(RECORDS SUPPLIED)
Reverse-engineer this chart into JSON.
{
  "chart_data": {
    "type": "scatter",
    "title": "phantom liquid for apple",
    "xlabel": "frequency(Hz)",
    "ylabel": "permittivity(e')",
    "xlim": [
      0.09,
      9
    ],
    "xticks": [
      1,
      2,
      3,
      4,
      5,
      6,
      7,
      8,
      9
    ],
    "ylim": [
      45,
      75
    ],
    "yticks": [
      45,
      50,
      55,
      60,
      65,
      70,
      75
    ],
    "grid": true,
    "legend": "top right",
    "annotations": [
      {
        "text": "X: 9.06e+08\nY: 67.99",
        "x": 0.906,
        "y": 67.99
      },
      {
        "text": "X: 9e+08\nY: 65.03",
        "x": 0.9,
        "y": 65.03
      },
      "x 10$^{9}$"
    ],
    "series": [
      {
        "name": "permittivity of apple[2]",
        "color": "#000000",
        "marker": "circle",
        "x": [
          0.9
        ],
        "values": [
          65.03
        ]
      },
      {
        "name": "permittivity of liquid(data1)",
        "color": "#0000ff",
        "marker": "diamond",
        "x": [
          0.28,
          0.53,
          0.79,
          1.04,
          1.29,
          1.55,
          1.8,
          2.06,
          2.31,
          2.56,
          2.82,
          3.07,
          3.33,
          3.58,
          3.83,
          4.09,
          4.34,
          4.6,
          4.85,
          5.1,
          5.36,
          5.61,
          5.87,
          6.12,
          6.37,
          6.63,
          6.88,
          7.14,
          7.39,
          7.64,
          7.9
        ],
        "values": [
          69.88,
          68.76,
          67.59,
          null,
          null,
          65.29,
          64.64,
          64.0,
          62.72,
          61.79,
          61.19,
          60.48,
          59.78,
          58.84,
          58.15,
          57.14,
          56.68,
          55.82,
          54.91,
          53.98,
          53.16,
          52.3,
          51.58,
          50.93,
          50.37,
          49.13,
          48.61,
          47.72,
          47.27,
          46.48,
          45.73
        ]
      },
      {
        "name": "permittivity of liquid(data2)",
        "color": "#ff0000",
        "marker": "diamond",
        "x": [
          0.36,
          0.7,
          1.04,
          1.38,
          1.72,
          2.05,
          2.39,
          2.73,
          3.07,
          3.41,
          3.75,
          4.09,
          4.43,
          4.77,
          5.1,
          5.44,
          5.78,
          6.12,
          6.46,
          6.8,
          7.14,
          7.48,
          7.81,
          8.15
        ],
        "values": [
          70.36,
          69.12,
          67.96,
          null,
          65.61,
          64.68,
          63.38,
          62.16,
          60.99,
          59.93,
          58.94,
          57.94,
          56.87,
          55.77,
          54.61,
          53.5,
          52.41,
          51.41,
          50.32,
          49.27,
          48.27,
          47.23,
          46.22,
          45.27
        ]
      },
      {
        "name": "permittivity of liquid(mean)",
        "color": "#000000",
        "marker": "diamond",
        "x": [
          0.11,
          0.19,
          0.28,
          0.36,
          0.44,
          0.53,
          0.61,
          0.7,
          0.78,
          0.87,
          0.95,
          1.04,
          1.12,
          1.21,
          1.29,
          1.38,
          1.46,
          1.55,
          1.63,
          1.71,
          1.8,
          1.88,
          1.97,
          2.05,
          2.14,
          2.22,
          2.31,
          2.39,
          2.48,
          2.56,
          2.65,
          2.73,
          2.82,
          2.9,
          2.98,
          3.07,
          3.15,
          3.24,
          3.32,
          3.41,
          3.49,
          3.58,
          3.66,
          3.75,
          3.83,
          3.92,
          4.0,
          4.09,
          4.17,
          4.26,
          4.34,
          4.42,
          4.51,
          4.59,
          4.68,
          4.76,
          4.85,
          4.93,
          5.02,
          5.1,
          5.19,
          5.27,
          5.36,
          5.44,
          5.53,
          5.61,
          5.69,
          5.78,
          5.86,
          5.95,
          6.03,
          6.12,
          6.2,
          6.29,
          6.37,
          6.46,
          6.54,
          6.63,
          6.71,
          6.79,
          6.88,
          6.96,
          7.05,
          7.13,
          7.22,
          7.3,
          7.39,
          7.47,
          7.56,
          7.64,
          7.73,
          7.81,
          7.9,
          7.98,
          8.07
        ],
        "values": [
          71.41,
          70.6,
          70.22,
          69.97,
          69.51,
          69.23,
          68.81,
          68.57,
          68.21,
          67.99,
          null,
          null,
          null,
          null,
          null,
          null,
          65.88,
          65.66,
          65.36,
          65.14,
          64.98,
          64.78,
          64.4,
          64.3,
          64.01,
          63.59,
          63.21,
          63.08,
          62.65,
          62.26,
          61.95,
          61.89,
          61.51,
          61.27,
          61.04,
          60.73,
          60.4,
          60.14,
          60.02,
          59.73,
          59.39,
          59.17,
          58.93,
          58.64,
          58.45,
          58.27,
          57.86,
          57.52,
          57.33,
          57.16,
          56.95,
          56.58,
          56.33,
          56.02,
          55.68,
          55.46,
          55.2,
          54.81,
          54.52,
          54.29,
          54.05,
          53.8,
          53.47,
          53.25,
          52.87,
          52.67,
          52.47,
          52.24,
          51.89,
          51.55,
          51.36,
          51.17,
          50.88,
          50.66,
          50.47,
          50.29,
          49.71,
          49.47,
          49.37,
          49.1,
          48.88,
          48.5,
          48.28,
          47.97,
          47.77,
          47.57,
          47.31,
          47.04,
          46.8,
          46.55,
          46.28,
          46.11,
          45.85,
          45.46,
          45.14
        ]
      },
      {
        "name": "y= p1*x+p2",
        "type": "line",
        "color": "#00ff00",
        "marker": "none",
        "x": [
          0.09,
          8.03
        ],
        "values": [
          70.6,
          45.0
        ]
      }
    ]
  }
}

(WRITTEN INSTRUCTION) From the listing above, copy every line that includes the word "liquid".

(OUTPUT BELOW)
    "title": "phantom liquid for apple",
        "name": "permittivity of liquid(data1)",
        "name": "permittivity of liquid(data2)",
        "name": "permittivity of liquid(mean)",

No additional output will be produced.